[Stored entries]
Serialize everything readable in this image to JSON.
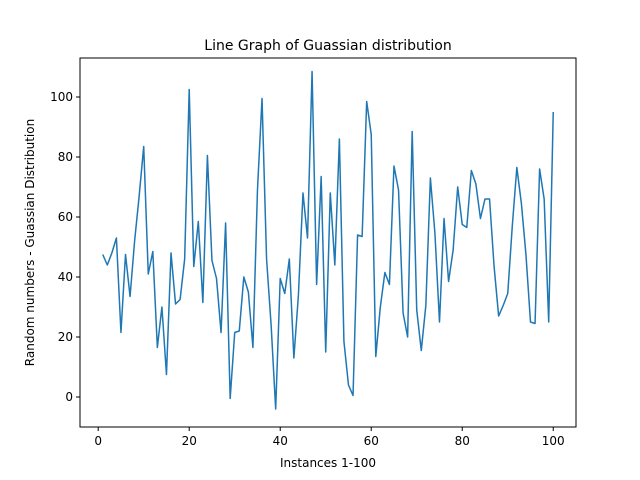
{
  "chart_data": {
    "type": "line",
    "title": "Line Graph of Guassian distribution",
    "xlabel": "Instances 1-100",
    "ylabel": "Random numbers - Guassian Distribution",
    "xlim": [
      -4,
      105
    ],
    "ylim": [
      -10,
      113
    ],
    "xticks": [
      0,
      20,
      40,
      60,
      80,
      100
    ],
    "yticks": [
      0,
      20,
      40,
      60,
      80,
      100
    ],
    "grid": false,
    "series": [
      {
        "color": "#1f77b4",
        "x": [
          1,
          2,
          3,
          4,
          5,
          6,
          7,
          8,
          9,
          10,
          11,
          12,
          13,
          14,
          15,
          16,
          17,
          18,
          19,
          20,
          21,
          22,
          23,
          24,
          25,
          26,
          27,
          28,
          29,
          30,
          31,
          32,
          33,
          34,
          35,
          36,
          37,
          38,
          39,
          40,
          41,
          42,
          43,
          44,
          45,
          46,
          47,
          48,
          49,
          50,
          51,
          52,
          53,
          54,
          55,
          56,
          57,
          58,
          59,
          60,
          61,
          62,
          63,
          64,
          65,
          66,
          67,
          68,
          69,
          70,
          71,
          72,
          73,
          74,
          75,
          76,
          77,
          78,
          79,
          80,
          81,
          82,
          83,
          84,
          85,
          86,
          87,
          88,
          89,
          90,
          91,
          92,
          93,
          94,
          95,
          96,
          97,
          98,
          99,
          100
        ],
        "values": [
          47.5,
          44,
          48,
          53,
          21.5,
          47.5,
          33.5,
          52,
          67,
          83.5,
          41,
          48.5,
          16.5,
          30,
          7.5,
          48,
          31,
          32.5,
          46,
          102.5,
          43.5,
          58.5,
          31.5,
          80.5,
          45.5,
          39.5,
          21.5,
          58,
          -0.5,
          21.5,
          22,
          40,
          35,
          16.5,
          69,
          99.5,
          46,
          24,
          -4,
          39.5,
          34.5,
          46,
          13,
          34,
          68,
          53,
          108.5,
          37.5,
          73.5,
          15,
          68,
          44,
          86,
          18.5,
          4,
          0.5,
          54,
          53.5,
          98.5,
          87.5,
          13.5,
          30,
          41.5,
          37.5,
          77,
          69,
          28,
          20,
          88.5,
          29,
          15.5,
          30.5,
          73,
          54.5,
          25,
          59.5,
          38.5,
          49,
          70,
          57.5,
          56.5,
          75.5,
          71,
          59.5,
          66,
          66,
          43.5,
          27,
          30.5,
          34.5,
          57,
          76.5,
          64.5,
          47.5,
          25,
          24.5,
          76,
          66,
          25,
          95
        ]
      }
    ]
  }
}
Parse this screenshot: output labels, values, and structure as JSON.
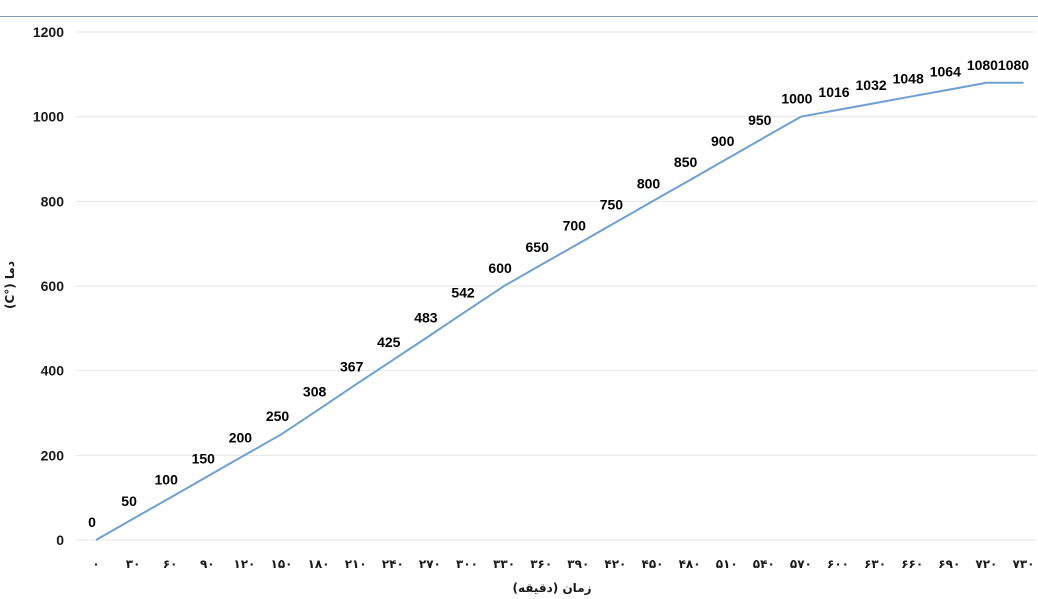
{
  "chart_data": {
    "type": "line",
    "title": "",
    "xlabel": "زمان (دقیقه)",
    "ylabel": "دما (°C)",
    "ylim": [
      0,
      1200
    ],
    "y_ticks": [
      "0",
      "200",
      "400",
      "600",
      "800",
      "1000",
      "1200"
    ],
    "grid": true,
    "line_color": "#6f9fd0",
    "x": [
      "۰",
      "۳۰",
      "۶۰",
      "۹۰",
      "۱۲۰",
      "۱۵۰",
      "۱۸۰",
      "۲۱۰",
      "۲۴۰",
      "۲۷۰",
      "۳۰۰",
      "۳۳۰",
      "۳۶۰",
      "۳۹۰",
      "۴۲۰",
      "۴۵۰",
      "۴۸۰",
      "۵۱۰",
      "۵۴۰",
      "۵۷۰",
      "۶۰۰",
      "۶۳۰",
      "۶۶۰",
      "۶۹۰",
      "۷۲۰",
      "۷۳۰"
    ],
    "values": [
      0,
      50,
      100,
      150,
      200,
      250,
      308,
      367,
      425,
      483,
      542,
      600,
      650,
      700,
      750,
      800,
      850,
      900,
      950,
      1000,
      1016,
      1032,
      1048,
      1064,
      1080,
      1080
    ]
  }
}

GOAL OF THE EXERCISE: Retype everything in the material word for word, minus pictures.

THE ANSWER:
Serialize everything readable in this image to JSON.
{
  "chart_data": {
    "type": "line",
    "title": "Line Graph of Guassian distribution",
    "xlabel": "Instances 1-100",
    "ylabel": "Random numbers - Guassian Distribution",
    "xlim": [
      -4,
      105
    ],
    "ylim": [
      -10,
      113
    ],
    "xticks": [
      0,
      20,
      40,
      60,
      80,
      100
    ],
    "yticks": [
      0,
      20,
      40,
      60,
      80,
      100
    ],
    "grid": false,
    "series": [
      {
        "color": "#1f77b4",
        "x": [
          1,
          2,
          3,
          4,
          5,
          6,
          7,
          8,
          9,
          10,
          11,
          12,
          13,
          14,
          15,
          16,
          17,
          18,
          19,
          20,
          21,
          22,
          23,
          24,
          25,
          26,
          27,
          28,
          29,
          30,
          31,
          32,
          33,
          34,
          35,
          36,
          37,
          38,
          39,
          40,
          41,
          42,
          43,
          44,
          45,
          46,
          47,
          48,
          49,
          50,
          51,
          52,
          53,
          54,
          55,
          56,
          57,
          58,
          59,
          60,
          61,
          62,
          63,
          64,
          65,
          66,
          67,
          68,
          69,
          70,
          71,
          72,
          73,
          74,
          75,
          76,
          77,
          78,
          79,
          80,
          81,
          82,
          83,
          84,
          85,
          86,
          87,
          88,
          89,
          90,
          91,
          92,
          93,
          94,
          95,
          96,
          97,
          98,
          99,
          100
        ],
        "values": [
          47.5,
          44,
          48,
          53,
          21.5,
          47.5,
          33.5,
          52,
          67,
          83.5,
          41,
          48.5,
          16.5,
          30,
          7.5,
          48,
          31,
          32.5,
          46,
          102.5,
          43.5,
          58.5,
          31.5,
          80.5,
          45.5,
          39.5,
          21.5,
          58,
          -0.5,
          21.5,
          22,
          40,
          35,
          16.5,
          69,
          99.5,
          46,
          24,
          -4,
          39.5,
          34.5,
          46,
          13,
          34,
          68,
          53,
          108.5,
          37.5,
          73.5,
          15,
          68,
          44,
          86,
          18.5,
          4,
          0.5,
          54,
          53.5,
          98.5,
          87.5,
          13.5,
          30,
          41.5,
          37.5,
          77,
          69,
          28,
          20,
          88.5,
          29,
          15.5,
          30.5,
          73,
          54.5,
          25,
          59.5,
          38.5,
          49,
          70,
          57.5,
          56.5,
          75.5,
          71,
          59.5,
          66,
          66,
          43.5,
          27,
          30.5,
          34.5,
          57,
          76.5,
          64.5,
          47.5,
          25,
          24.5,
          76,
          66,
          25,
          95
        ]
      }
    ]
  }
}
Parse this screenshot: output labels, values, and structure as JSON.
{
  "chart_data": {
    "type": "line",
    "title": "",
    "xlabel": "زمان (دقیقه)",
    "ylabel": "دما (°C)",
    "ylim": [
      0,
      1200
    ],
    "y_ticks": [
      "0",
      "200",
      "400",
      "600",
      "800",
      "1000",
      "1200"
    ],
    "grid": true,
    "line_color": "#6f9fd0",
    "x": [
      "۰",
      "۳۰",
      "۶۰",
      "۹۰",
      "۱۲۰",
      "۱۵۰",
      "۱۸۰",
      "۲۱۰",
      "۲۴۰",
      "۲۷۰",
      "۳۰۰",
      "۳۳۰",
      "۳۶۰",
      "۳۹۰",
      "۴۲۰",
      "۴۵۰",
      "۴۸۰",
      "۵۱۰",
      "۵۴۰",
      "۵۷۰",
      "۶۰۰",
      "۶۳۰",
      "۶۶۰",
      "۶۹۰",
      "۷۲۰",
      "۷۳۰"
    ],
    "values": [
      0,
      50,
      100,
      150,
      200,
      250,
      308,
      367,
      425,
      483,
      542,
      600,
      650,
      700,
      750,
      800,
      850,
      900,
      950,
      1000,
      1016,
      1032,
      1048,
      1064,
      1080,
      1080
    ]
  }
}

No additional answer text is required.